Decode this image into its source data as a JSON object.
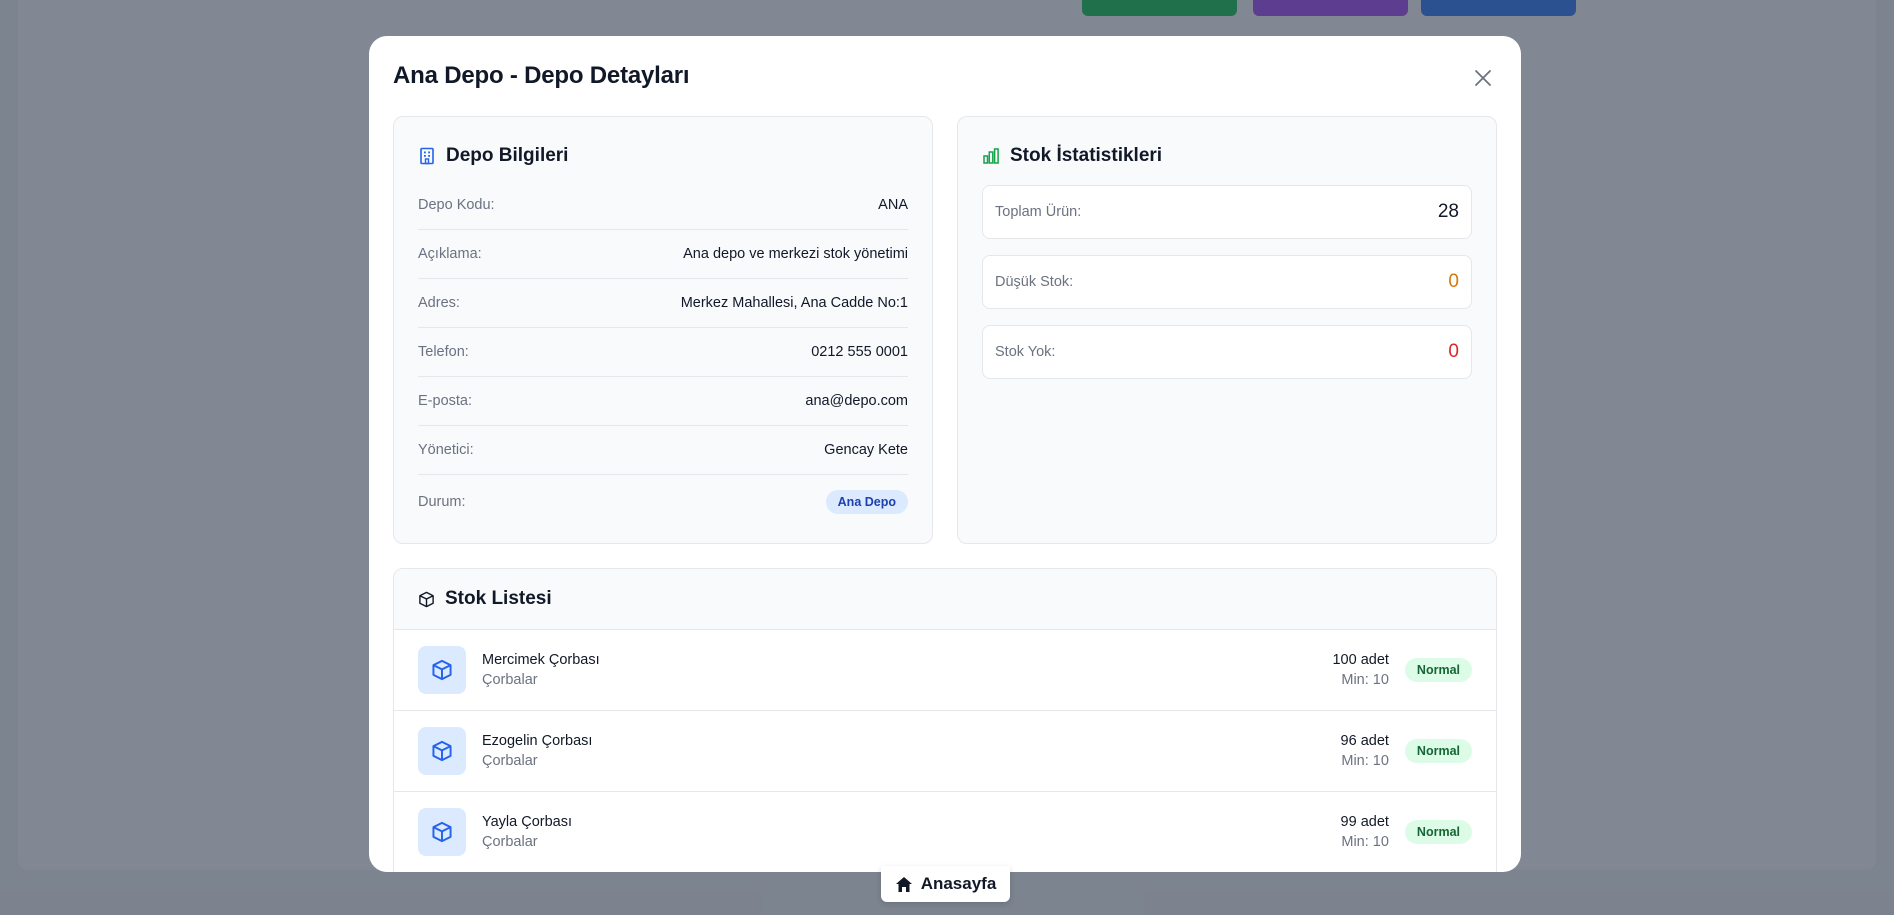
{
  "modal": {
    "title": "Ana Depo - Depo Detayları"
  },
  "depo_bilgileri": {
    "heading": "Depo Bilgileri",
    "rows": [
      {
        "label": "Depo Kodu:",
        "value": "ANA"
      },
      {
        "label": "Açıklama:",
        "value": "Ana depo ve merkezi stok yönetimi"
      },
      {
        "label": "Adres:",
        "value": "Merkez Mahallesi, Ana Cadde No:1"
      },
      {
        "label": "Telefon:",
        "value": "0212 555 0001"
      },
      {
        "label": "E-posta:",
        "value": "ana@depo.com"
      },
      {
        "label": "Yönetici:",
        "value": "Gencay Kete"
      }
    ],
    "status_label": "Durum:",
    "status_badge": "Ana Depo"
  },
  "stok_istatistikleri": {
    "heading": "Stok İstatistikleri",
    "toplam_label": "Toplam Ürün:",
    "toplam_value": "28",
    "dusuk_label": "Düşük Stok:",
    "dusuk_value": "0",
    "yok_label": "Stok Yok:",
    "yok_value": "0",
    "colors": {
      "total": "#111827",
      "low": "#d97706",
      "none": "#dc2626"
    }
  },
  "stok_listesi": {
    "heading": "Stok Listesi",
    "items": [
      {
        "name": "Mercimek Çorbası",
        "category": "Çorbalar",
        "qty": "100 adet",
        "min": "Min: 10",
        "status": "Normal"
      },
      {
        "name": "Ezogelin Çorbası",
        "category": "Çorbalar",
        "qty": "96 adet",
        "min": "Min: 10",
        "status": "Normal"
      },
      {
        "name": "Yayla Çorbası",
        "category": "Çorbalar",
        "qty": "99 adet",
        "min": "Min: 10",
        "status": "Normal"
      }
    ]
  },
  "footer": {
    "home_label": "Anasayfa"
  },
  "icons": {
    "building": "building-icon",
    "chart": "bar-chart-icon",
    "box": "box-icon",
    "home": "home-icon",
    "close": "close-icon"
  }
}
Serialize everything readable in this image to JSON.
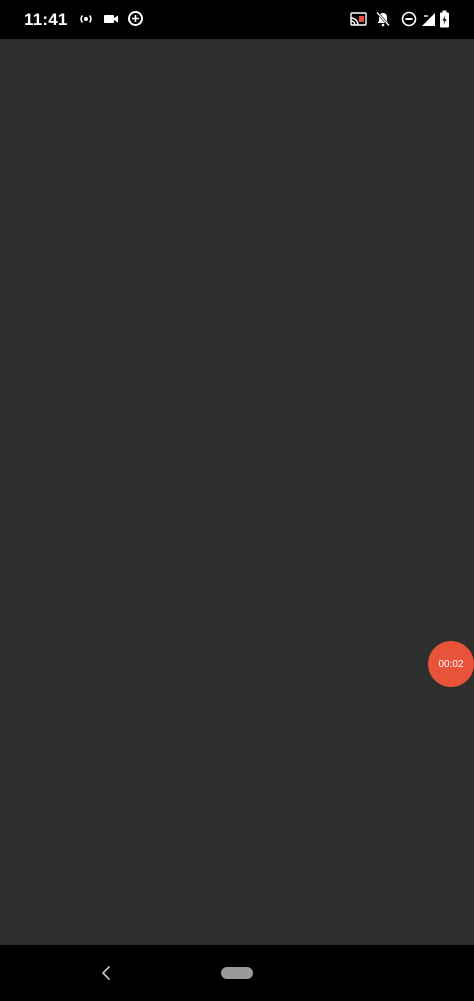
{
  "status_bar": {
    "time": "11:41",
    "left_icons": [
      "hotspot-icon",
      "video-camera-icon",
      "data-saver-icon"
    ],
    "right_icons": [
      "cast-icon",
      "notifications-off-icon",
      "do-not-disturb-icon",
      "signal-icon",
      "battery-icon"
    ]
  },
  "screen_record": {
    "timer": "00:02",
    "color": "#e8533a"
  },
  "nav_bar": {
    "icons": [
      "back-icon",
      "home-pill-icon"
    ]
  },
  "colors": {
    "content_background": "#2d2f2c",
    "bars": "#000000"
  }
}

■ **DIRECTIONS**: For the records above, state how many lines include the string "data", giving the number and nothing else.

■ **ANSWER TO THE EXERCISE**: 2